Could you print all of the lines below character for character, leaving out the pictures?

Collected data
◇ ◇ ◇ ◇

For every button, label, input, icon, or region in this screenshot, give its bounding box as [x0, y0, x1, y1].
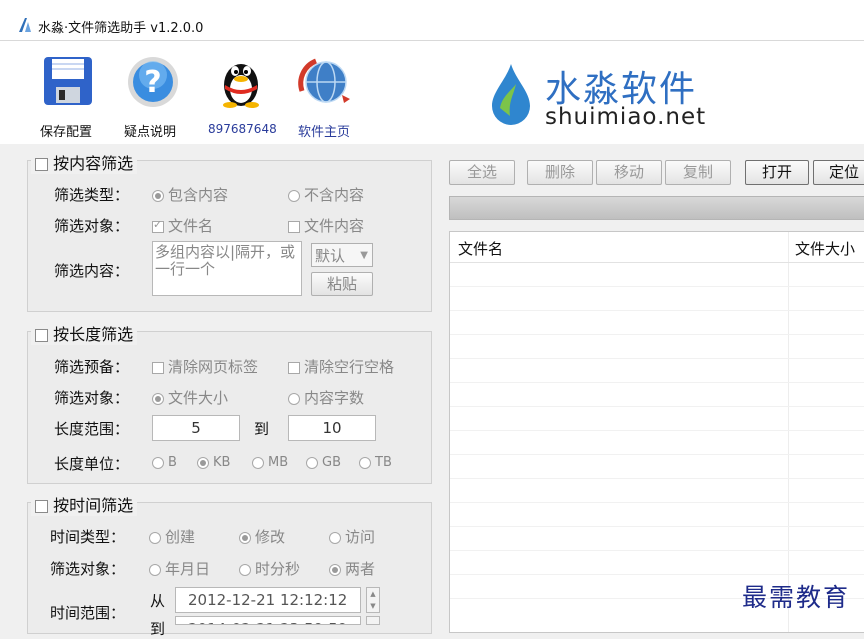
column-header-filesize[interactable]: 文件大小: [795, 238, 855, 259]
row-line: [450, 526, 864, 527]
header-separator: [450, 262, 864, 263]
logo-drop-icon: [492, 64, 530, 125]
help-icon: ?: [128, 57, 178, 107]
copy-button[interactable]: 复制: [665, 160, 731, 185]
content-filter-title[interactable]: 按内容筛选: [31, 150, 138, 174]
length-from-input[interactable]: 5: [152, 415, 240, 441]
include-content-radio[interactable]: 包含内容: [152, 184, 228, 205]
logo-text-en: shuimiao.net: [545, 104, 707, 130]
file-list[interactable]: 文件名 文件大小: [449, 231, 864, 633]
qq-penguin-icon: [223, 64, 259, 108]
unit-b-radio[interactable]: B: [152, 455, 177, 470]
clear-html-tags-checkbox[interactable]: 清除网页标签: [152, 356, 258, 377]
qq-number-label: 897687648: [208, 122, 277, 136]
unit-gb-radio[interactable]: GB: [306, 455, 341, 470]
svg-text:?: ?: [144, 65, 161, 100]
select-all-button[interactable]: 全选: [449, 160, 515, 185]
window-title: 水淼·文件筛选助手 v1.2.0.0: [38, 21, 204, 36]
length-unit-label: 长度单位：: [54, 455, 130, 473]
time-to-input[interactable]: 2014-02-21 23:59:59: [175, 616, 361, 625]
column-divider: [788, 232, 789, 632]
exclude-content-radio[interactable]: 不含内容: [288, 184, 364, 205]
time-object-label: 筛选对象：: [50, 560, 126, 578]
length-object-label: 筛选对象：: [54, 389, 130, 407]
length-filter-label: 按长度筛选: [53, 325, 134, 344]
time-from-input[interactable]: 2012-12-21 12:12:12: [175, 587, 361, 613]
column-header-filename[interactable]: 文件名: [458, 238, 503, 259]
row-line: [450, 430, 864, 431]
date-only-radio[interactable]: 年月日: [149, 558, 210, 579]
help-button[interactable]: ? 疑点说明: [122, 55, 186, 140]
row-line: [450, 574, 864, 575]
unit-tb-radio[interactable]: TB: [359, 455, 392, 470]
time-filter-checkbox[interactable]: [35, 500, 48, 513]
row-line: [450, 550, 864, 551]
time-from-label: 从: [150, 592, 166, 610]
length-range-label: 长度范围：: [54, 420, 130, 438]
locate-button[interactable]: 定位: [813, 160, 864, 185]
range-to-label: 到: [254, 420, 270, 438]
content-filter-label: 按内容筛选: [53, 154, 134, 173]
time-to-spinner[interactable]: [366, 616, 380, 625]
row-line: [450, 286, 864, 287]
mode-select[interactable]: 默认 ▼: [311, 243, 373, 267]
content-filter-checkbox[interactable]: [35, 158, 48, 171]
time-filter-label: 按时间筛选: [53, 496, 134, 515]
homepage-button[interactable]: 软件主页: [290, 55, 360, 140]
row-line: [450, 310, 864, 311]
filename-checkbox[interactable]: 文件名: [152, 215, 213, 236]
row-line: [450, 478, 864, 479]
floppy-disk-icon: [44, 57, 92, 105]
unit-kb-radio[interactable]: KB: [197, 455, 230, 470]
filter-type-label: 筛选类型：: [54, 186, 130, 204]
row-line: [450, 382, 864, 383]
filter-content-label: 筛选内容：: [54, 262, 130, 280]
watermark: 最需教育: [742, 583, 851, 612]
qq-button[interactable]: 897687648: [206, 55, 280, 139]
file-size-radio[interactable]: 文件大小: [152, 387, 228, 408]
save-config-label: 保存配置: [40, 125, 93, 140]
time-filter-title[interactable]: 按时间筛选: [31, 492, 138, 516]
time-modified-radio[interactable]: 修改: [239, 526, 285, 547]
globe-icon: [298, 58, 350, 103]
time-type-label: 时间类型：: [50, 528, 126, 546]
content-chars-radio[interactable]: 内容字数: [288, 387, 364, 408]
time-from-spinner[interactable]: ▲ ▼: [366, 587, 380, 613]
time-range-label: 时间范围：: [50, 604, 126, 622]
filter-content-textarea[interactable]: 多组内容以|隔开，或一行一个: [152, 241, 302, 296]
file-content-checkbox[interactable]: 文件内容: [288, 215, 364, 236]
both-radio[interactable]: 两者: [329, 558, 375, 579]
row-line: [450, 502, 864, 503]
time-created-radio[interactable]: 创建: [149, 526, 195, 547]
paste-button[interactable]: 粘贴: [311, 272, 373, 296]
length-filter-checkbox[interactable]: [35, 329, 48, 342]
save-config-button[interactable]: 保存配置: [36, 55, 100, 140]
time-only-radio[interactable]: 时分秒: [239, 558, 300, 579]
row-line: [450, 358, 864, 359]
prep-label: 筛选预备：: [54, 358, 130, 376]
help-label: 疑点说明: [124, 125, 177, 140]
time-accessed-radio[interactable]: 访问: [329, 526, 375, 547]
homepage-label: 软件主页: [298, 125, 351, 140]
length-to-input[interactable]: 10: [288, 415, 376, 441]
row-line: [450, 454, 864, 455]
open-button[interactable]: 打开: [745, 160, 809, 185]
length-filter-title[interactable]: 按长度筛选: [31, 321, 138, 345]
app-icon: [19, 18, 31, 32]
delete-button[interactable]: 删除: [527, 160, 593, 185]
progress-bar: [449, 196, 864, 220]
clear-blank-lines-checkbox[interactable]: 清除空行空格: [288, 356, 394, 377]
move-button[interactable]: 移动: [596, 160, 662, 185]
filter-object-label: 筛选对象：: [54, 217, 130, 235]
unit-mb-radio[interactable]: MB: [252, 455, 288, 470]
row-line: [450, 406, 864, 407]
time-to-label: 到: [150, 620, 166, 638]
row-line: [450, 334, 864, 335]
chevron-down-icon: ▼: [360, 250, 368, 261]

◇ ◇ ◇ ◇

CORRECT ANSWER
For every button, label, input, icon, or region in this screenshot, give its bounding box as [x0, y0, x1, y1].
column-header-filesize[interactable]: 文件大小: [795, 238, 855, 259]
row-line: [450, 526, 864, 527]
header-separator: [450, 262, 864, 263]
logo-drop-icon: [492, 64, 530, 125]
help-icon: ?: [128, 57, 178, 107]
copy-button[interactable]: 复制: [665, 160, 731, 185]
content-filter-title[interactable]: 按内容筛选: [31, 150, 138, 174]
length-from-input[interactable]: 5: [152, 415, 240, 441]
include-content-radio[interactable]: 包含内容: [152, 184, 228, 205]
logo-text-en: shuimiao.net: [545, 104, 707, 130]
file-list[interactable]: 文件名 文件大小: [449, 231, 864, 633]
qq-penguin-icon: [223, 64, 259, 108]
unit-b-radio[interactable]: B: [152, 455, 177, 470]
clear-html-tags-checkbox[interactable]: 清除网页标签: [152, 356, 258, 377]
qq-number-label: 897687648: [208, 122, 277, 136]
unit-gb-radio[interactable]: GB: [306, 455, 341, 470]
svg-text:?: ?: [144, 65, 161, 100]
select-all-button[interactable]: 全选: [449, 160, 515, 185]
window-title: 水淼·文件筛选助手 v1.2.0.0: [38, 21, 204, 36]
length-unit-label: 长度单位：: [54, 455, 130, 473]
time-to-input[interactable]: 2014-02-21 23:59:59: [175, 616, 361, 625]
column-divider: [788, 232, 789, 632]
exclude-content-radio[interactable]: 不含内容: [288, 184, 364, 205]
time-object-label: 筛选对象：: [50, 560, 126, 578]
length-object-label: 筛选对象：: [54, 389, 130, 407]
length-filter-label: 按长度筛选: [53, 325, 134, 344]
time-from-input[interactable]: 2012-12-21 12:12:12: [175, 587, 361, 613]
column-header-filename[interactable]: 文件名: [458, 238, 503, 259]
row-line: [450, 430, 864, 431]
date-only-radio[interactable]: 年月日: [149, 558, 210, 579]
help-button[interactable]: ? 疑点说明: [122, 55, 186, 140]
row-line: [450, 574, 864, 575]
unit-tb-radio[interactable]: TB: [359, 455, 392, 470]
time-filter-checkbox[interactable]: [35, 500, 48, 513]
row-line: [450, 550, 864, 551]
time-from-label: 从: [150, 592, 166, 610]
length-range-label: 长度范围：: [54, 420, 130, 438]
locate-button[interactable]: 定位: [813, 160, 864, 185]
range-to-label: 到: [254, 420, 270, 438]
content-filter-label: 按内容筛选: [53, 154, 134, 173]
time-to-spinner[interactable]: [366, 616, 380, 625]
row-line: [450, 286, 864, 287]
mode-select[interactable]: 默认 ▼: [311, 243, 373, 267]
content-filter-checkbox[interactable]: [35, 158, 48, 171]
time-filter-label: 按时间筛选: [53, 496, 134, 515]
homepage-button[interactable]: 软件主页: [290, 55, 360, 140]
row-line: [450, 310, 864, 311]
filename-checkbox[interactable]: 文件名: [152, 215, 213, 236]
row-line: [450, 478, 864, 479]
floppy-disk-icon: [44, 57, 92, 105]
unit-kb-radio[interactable]: KB: [197, 455, 230, 470]
filter-type-label: 筛选类型：: [54, 186, 130, 204]
row-line: [450, 382, 864, 383]
filter-content-label: 筛选内容：: [54, 262, 130, 280]
watermark: 最需教育: [742, 583, 851, 612]
qq-button[interactable]: 897687648: [206, 55, 280, 139]
file-size-radio[interactable]: 文件大小: [152, 387, 228, 408]
save-config-label: 保存配置: [40, 125, 93, 140]
time-filter-title[interactable]: 按时间筛选: [31, 492, 138, 516]
time-modified-radio[interactable]: 修改: [239, 526, 285, 547]
globe-icon: [298, 58, 350, 103]
time-type-label: 时间类型：: [50, 528, 126, 546]
content-chars-radio[interactable]: 内容字数: [288, 387, 364, 408]
time-from-spinner[interactable]: ▲ ▼: [366, 587, 380, 613]
time-range-label: 时间范围：: [50, 604, 126, 622]
filter-content-textarea[interactable]: 多组内容以|隔开，或一行一个: [152, 241, 302, 296]
file-content-checkbox[interactable]: 文件内容: [288, 215, 364, 236]
both-radio[interactable]: 两者: [329, 558, 375, 579]
row-line: [450, 502, 864, 503]
time-created-radio[interactable]: 创建: [149, 526, 195, 547]
paste-button[interactable]: 粘贴: [311, 272, 373, 296]
length-filter-checkbox[interactable]: [35, 329, 48, 342]
save-config-button[interactable]: 保存配置: [36, 55, 100, 140]
time-only-radio[interactable]: 时分秒: [239, 558, 300, 579]
row-line: [450, 358, 864, 359]
prep-label: 筛选预备：: [54, 358, 130, 376]
help-label: 疑点说明: [124, 125, 177, 140]
time-accessed-radio[interactable]: 访问: [329, 526, 375, 547]
homepage-label: 软件主页: [298, 125, 351, 140]
length-to-input[interactable]: 10: [288, 415, 376, 441]
row-line: [450, 454, 864, 455]
open-button[interactable]: 打开: [745, 160, 809, 185]
length-filter-title[interactable]: 按长度筛选: [31, 321, 138, 345]
app-icon: [19, 18, 31, 32]
delete-button[interactable]: 删除: [527, 160, 593, 185]
progress-bar: [449, 196, 864, 220]
clear-blank-lines-checkbox[interactable]: 清除空行空格: [288, 356, 394, 377]
move-button[interactable]: 移动: [596, 160, 662, 185]
filter-object-label: 筛选对象：: [54, 217, 130, 235]
unit-mb-radio[interactable]: MB: [252, 455, 288, 470]
row-line: [450, 406, 864, 407]
time-to-label: 到: [150, 620, 166, 638]
row-line: [450, 334, 864, 335]
chevron-down-icon: ▼: [360, 250, 368, 261]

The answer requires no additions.